(Saved entries)
++++

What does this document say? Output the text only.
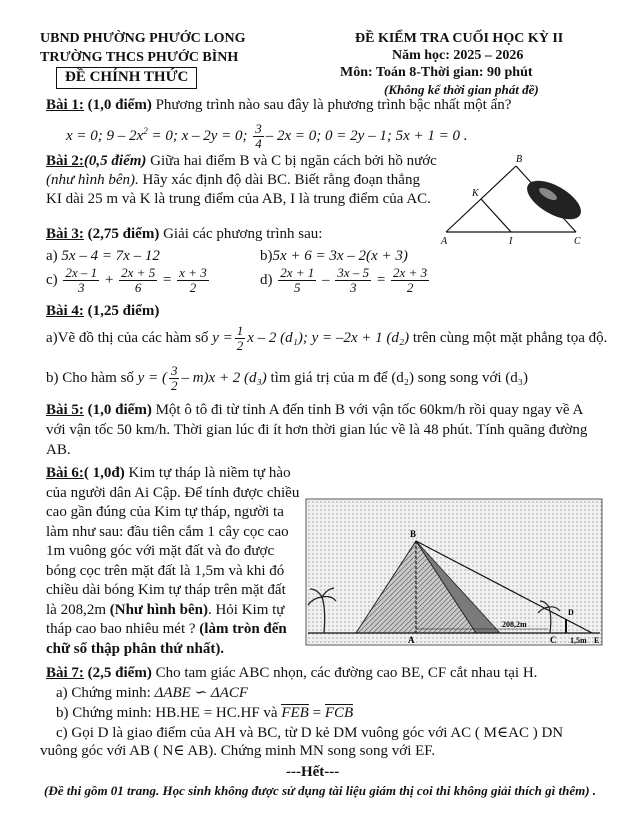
UBND PHƯỜNG PHƯỚC LONG
TRƯỜNG THCS PHƯỚC BÌNH
ĐỀ CHÍNH THỨC
ĐỀ KIỂM TRA CUỐI HỌC KỲ II
Năm học: 2025 – 2026
Môn: Toán 8-Thời gian: 90 phút
(Không kể thời gian phát đề)
Bài 1: (1,0 điểm) Phương trình nào sau đây là phương trình bậc nhất một ẩn?
x = 0; $9 - 2x^2 = 0$; x – 2y = 0; $\frac{3}{4} - 2x = 0$; 0 = 2y – 1; 5x + 1 = 0 .
Bài 2:(0,5 điểm) Giữa hai điểm B và C bị ngăn cách bởi hồ nước (như hình bên). Hãy xác định độ dài BC. Biết rằng đoạn thẳng KI dài 25 m và K là trung điểm của AB, I là trung điểm của AC.
B
K
A	I	C
Bài 3: (2,75 điểm) Giải các phương trình sau:
a) 5x – 4 = 7x – 12	b)5x + 6 = 3x – 2(x + 3)
$c) \frac{2x - 1}{3} + \frac{2x + 5}{6} = \frac{x + 3}{2}$	$d) \frac{2x + 1}{5} - \frac{3x - 5}{3} = \frac{2x + 3}{2}$
Bài 4: (1,25 điểm)
a)Vẽ đồ thị của các hàm số $y = \frac{1}{2}$ x – 2 (d₁); y = –2x + 1 (d₂) trên cùng một mặt phẳng tọa độ.
b) Cho hàm số y = ( $\frac{3}{2} - m)x + 2$ (d₃) tìm giá trị của m để (d₂) song song với (d₃)
Bài 5: (1,0 điểm) Một ô tô đi từ tỉnh A đến tỉnh B với vận tốc 60km/h rồi quay ngay về A với vận tốc 50 km/h. Thời gian lúc đi ít hơn thời gian lúc về là 48 phút. Tính quãng đường AB.
Bài 6:( 1,0đ) Kim tự tháp là niềm tự hào của người dân Ai Cập. Để tính được chiều cao gần đúng của Kim tự tháp, người ta làm như sau: đầu tiên cắm 1 cây cọc cao 1m vuông góc với mặt đất và đo được bóng cọc trên mặt đất là 1,5m và khi đó chiều dài bóng Kim tự tháp trên mặt đất là 208,2m (Như hình bên). Hỏi Kim tự tháp cao bao nhiêu mét ? (làm tròn đến chữ số thập phân thứ nhất).
B
A
208,2m
C
D
1,5m E
Bài 7: (2,5 điểm) Cho tam giác ABC nhọn, các đường cao BE, CF cắt nhau tại H.
a) Chứng minh: ΔABE ∽ ΔACF
b) Chứng minh: HB.HE = HC.HF và FEB = FCB
c) Gọi D là giao điểm của AH và BC, từ D kẻ DM vuông góc với AC ( M∈AC ) DN vuông góc với AB ( N∈ AB). Chứng minh MN song song với EF.
---Hết---
(Đề thi gồm 01 trang. Học sinh không được sử dụng tài liệu giám thị coi thi không giải thích gì thêm) .
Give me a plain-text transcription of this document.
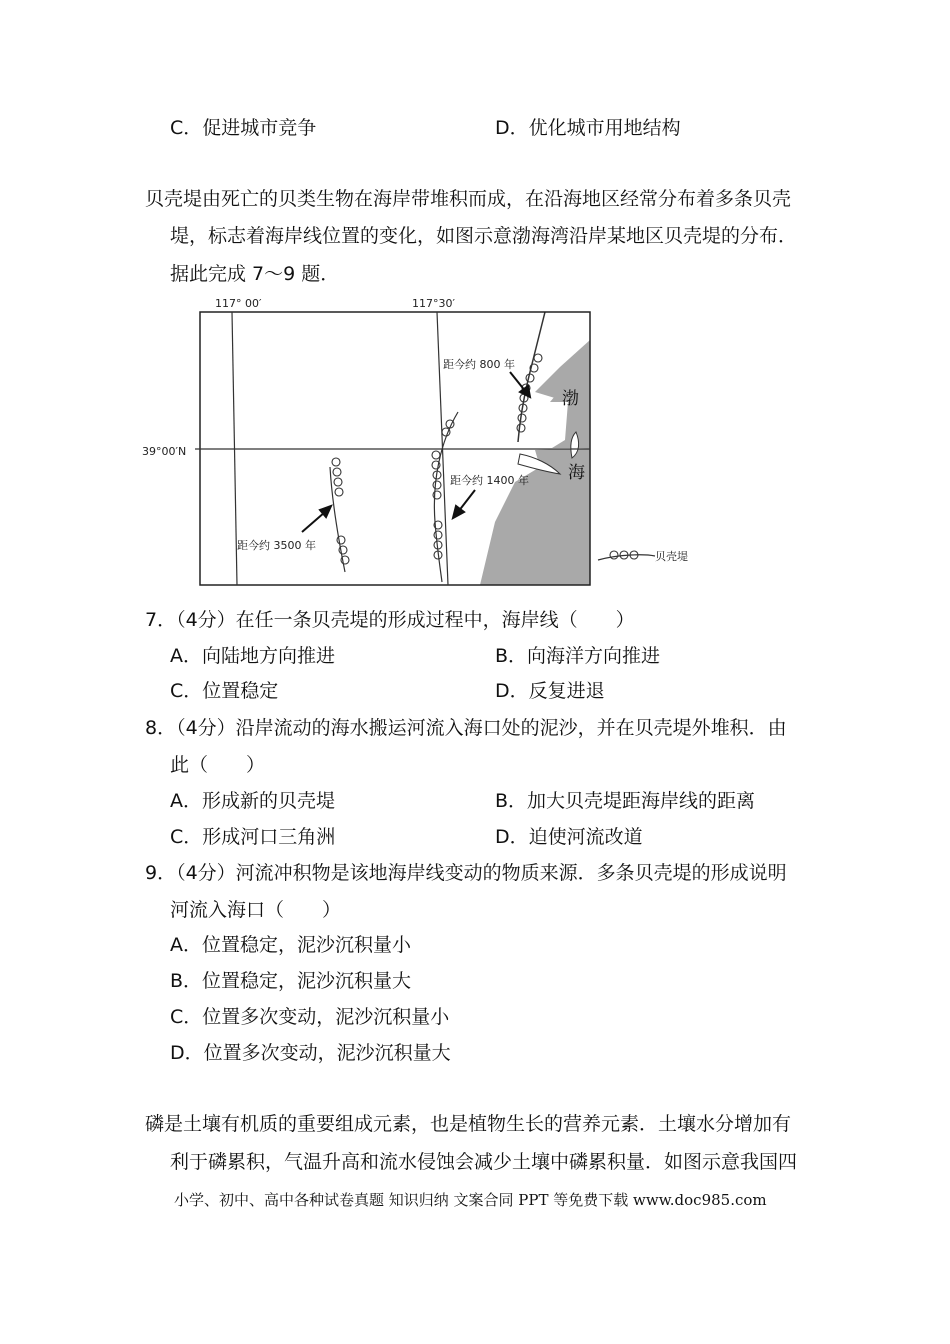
C．促进城市竞争	D．优化城市用地结构
贝壳堤由死亡的贝类生物在海岸带堆积而成，在沿海地区经常分布着多条贝壳
堤，标志着海岸线位置的变化，如图示意渤海湾沿岸某地区贝壳堤的分布．
据此完成 7～9 题．
117° 00′	117°30′
39°00′N
距今约 800 年
距今约 1400 年
距今约 3500 年
渤
海
贝壳堤
7．（4分）在任一条贝壳堤的形成过程中，海岸线（　　）
A．向陆地方向推进	B．向海洋方向推进
C．位置稳定	D．反复进退
8．（4分）沿岸流动的海水搬运河流入海口处的泥沙，并在贝壳堤外堆积．由
此（　　）
A．形成新的贝壳堤	B．加大贝壳堤距海岸线的距离
C．形成河口三角洲	D．迫使河流改道
9．（4分）河流冲积物是该地海岸线变动的物质来源．多条贝壳堤的形成说明
河流入海口（　　）
A．位置稳定，泥沙沉积量小
B．位置稳定，泥沙沉积量大
C．位置多次变动，泥沙沉积量小
D．位置多次变动，泥沙沉积量大
磷是土壤有机质的重要组成元素，也是植物生长的营养元素．土壤水分增加有
利于磷累积，气温升高和流水侵蚀会减少土壤中磷累积量．如图示意我国四
小学、初中、高中各种试卷真题 知识归纳 文案合同 PPT 等免费下载 www.doc985.com
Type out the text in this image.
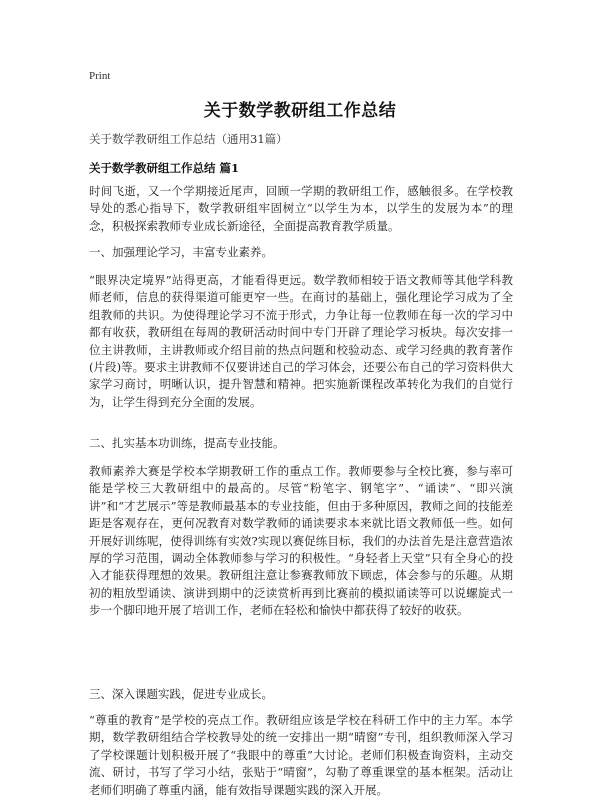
Print
关于数学教研组工作总结
关于数学教研组工作总结（通用31篇）
关于数学教研组工作总结 篇1

时间飞逝，又一个学期接近尾声，回顾一学期的教研组工作，感触很多。在学校教导处的悉心指导下，数学教研组牢固树立“以学生为本，以学生的发展为本”的理念，积极探索教师专业成长新途径，全面提高教育教学质量。

一、加强理论学习，丰富专业素养。

“眼界决定境界”站得更高，才能看得更远。数学教师相较于语文教师等其他学科教师老师，信息的获得渠道可能更窄一些。在商讨的基础上，强化理论学习成为了全组教师的共识。为使得理论学习不流于形式，力争让每一位教师在每一次的学习中都有收获，教研组在每周的教研活动时间中专门开辟了理论学习板块。每次安排一位主讲教师，主讲教师或介绍目前的热点问题和校验动态、或学习经典的教育著作(片段)等。要求主讲教师不仅要讲述自己的学习体会，还要公布自己的学习资料供大家学习商讨，明晰认识，提升智慧和精神。把实施新课程改革转化为我们的自觉行为，让学生得到充分全面的发展。

二、扎实基本功训练，提高专业技能。

教师素养大赛是学校本学期教研工作的重点工作。教师要参与全校比赛，参与率可能是学校三大教研组中的最高的。尽管“粉笔字、钢笔字”、“诵读”、“即兴演讲”和“才艺展示”等是教师最基本的专业技能，但由于多种原因，教师之间的技能差距是客观存在，更何况教育对数学教师的诵读要求本来就比语文教师低一些。如何开展好训练呢，使得训练有实效?实现以赛促练目标，我们的办法首先是注意营造浓厚的学习范围，调动全体教师参与学习的积极性。“身轻者上天堂”只有全身心的投入才能获得理想的效果。教研组注意让参赛教师放下顾虑，体会参与的乐趣。从期初的粗放型诵读、演讲到期中的泛读赏析再到比赛前的模拟诵读等可以说螺旋式一步一个脚印地开展了培训工作，老师在轻松和愉快中都获得了较好的收获。

三、深入课题实践，促进专业成长。

“尊重的教育”是学校的亮点工作。教研组应该是学校在科研工作中的主力军。本学期，数学教研组结合学校教导处的统一安排出一期“晴窗”专刊，组织教师深入学习了学校课题计划积极开展了“我眼中的尊重”大讨论。老师们积极查询资料，主动交流、研讨，书写了学习小结，张贴于“晴窗”，勾勒了尊重课堂的基本框架。活动让老师们明确了尊重内涵，能有效指导课题实践的深入开展。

++++

[Requirement]: Reproduce every line precisely as given, omitting all pictures.

[Solution to the exercise]:
What does this document say? Output the text only.
UBND PHƯỜNG PHƯỚC LONG
TRƯỜNG THCS PHƯỚC BÌNH
ĐỀ CHÍNH THỨC
ĐỀ KIỂM TRA CUỐI HỌC KỲ II
Năm học: 2025 – 2026
Môn: Toán 8-Thời gian: 90 phút
(Không kể thời gian phát đề)
Bài 1: (1,0 điểm) Phương trình nào sau đây là phương trình bậc nhất một ẩn?
x = 0; $9 - 2x^2 = 0$; x – 2y = 0; $\frac{3}{4} - 2x = 0$; 0 = 2y – 1; 5x + 1 = 0 .
Bài 2:(0,5 điểm) Giữa hai điểm B và C bị ngăn cách bởi hồ nước (như hình bên). Hãy xác định độ dài BC. Biết rằng đoạn thẳng KI dài 25 m và K là trung điểm của AB, I là trung điểm của AC.
B
K
A	I	C
Bài 3: (2,75 điểm) Giải các phương trình sau:
a) 5x – 4 = 7x – 12	b)5x + 6 = 3x – 2(x + 3)
$c) \frac{2x - 1}{3} + \frac{2x + 5}{6} = \frac{x + 3}{2}$	$d) \frac{2x + 1}{5} - \frac{3x - 5}{3} = \frac{2x + 3}{2}$
Bài 4: (1,25 điểm)
a)Vẽ đồ thị của các hàm số $y = \frac{1}{2}$ x – 2 (d₁); y = –2x + 1 (d₂) trên cùng một mặt phẳng tọa độ.
b) Cho hàm số y = ( $\frac{3}{2} - m)x + 2$ (d₃) tìm giá trị của m để (d₂) song song với (d₃)
Bài 5: (1,0 điểm) Một ô tô đi từ tỉnh A đến tỉnh B với vận tốc 60km/h rồi quay ngay về A với vận tốc 50 km/h. Thời gian lúc đi ít hơn thời gian lúc về là 48 phút. Tính quãng đường AB.
Bài 6:( 1,0đ) Kim tự tháp là niềm tự hào của người dân Ai Cập. Để tính được chiều cao gần đúng của Kim tự tháp, người ta làm như sau: đầu tiên cắm 1 cây cọc cao 1m vuông góc với mặt đất và đo được bóng cọc trên mặt đất là 1,5m và khi đó chiều dài bóng Kim tự tháp trên mặt đất là 208,2m (Như hình bên). Hỏi Kim tự tháp cao bao nhiêu mét ? (làm tròn đến chữ số thập phân thứ nhất).
B
A
208,2m
C
D
1,5m E
Bài 7: (2,5 điểm) Cho tam giác ABC nhọn, các đường cao BE, CF cắt nhau tại H.
a) Chứng minh: ΔABE ∽ ΔACF
b) Chứng minh: HB.HE = HC.HF và FEB = FCB
c) Gọi D là giao điểm của AH và BC, từ D kẻ DM vuông góc với AC ( M∈AC ) DN vuông góc với AB ( N∈ AB). Chứng minh MN song song với EF.
---Hết---
(Đề thi gồm 01 trang. Học sinh không được sử dụng tài liệu giám thị coi thi không giải thích gì thêm) .
Give me a plain-text transcription of this document.
C．促进城市竞争	D．优化城市用地结构
贝壳堤由死亡的贝类生物在海岸带堆积而成，在沿海地区经常分布着多条贝壳
堤，标志着海岸线位置的变化，如图示意渤海湾沿岸某地区贝壳堤的分布．
据此完成 7～9 题．
117° 00′	117°30′
39°00′N
距今约 800 年
距今约 1400 年
距今约 3500 年
渤
海
贝壳堤
7．（4分）在任一条贝壳堤的形成过程中，海岸线（　　）
A．向陆地方向推进	B．向海洋方向推进
C．位置稳定	D．反复进退
8．（4分）沿岸流动的海水搬运河流入海口处的泥沙，并在贝壳堤外堆积．由
此（　　）
A．形成新的贝壳堤	B．加大贝壳堤距海岸线的距离
C．形成河口三角洲	D．迫使河流改道
9．（4分）河流冲积物是该地海岸线变动的物质来源．多条贝壳堤的形成说明
河流入海口（　　）
A．位置稳定，泥沙沉积量小
B．位置稳定，泥沙沉积量大
C．位置多次变动，泥沙沉积量小
D．位置多次变动，泥沙沉积量大
磷是土壤有机质的重要组成元素，也是植物生长的营养元素．土壤水分增加有
利于磷累积，气温升高和流水侵蚀会减少土壤中磷累积量．如图示意我国四
小学、初中、高中各种试卷真题 知识归纳 文案合同 PPT 等免费下载 www.doc985.com
Type out the text in this image.
Print
关于数学教研组工作总结
关于数学教研组工作总结（通用31篇）
关于数学教研组工作总结 篇1

时间飞逝，又一个学期接近尾声，回顾一学期的教研组工作，感触很多。在学校教导处的悉心指导下，数学教研组牢固树立“以学生为本，以学生的发展为本”的理念，积极探索教师专业成长新途径，全面提高教育教学质量。

一、加强理论学习，丰富专业素养。

“眼界决定境界”站得更高，才能看得更远。数学教师相较于语文教师等其他学科教师老师，信息的获得渠道可能更窄一些。在商讨的基础上，强化理论学习成为了全组教师的共识。为使得理论学习不流于形式，力争让每一位教师在每一次的学习中都有收获，教研组在每周的教研活动时间中专门开辟了理论学习板块。每次安排一位主讲教师，主讲教师或介绍目前的热点问题和校验动态、或学习经典的教育著作(片段)等。要求主讲教师不仅要讲述自己的学习体会，还要公布自己的学习资料供大家学习商讨，明晰认识，提升智慧和精神。把实施新课程改革转化为我们的自觉行为，让学生得到充分全面的发展。

二、扎实基本功训练，提高专业技能。

教师素养大赛是学校本学期教研工作的重点工作。教师要参与全校比赛，参与率可能是学校三大教研组中的最高的。尽管“粉笔字、钢笔字”、“诵读”、“即兴演讲”和“才艺展示”等是教师最基本的专业技能，但由于多种原因，教师之间的技能差距是客观存在，更何况教育对数学教师的诵读要求本来就比语文教师低一些。如何开展好训练呢，使得训练有实效?实现以赛促练目标，我们的办法首先是注意营造浓厚的学习范围，调动全体教师参与学习的积极性。“身轻者上天堂”只有全身心的投入才能获得理想的效果。教研组注意让参赛教师放下顾虑，体会参与的乐趣。从期初的粗放型诵读、演讲到期中的泛读赏析再到比赛前的模拟诵读等可以说螺旋式一步一个脚印地开展了培训工作，老师在轻松和愉快中都获得了较好的收获。

三、深入课题实践，促进专业成长。

“尊重的教育”是学校的亮点工作。教研组应该是学校在科研工作中的主力军。本学期，数学教研组结合学校教导处的统一安排出一期“晴窗”专刊，组织教师深入学习了学校课题计划积极开展了“我眼中的尊重”大讨论。老师们积极查询资料，主动交流、研讨，书写了学习小结，张贴于“晴窗”，勾勒了尊重课堂的基本框架。活动让老师们明确了尊重内涵，能有效指导课题实践的深入开展。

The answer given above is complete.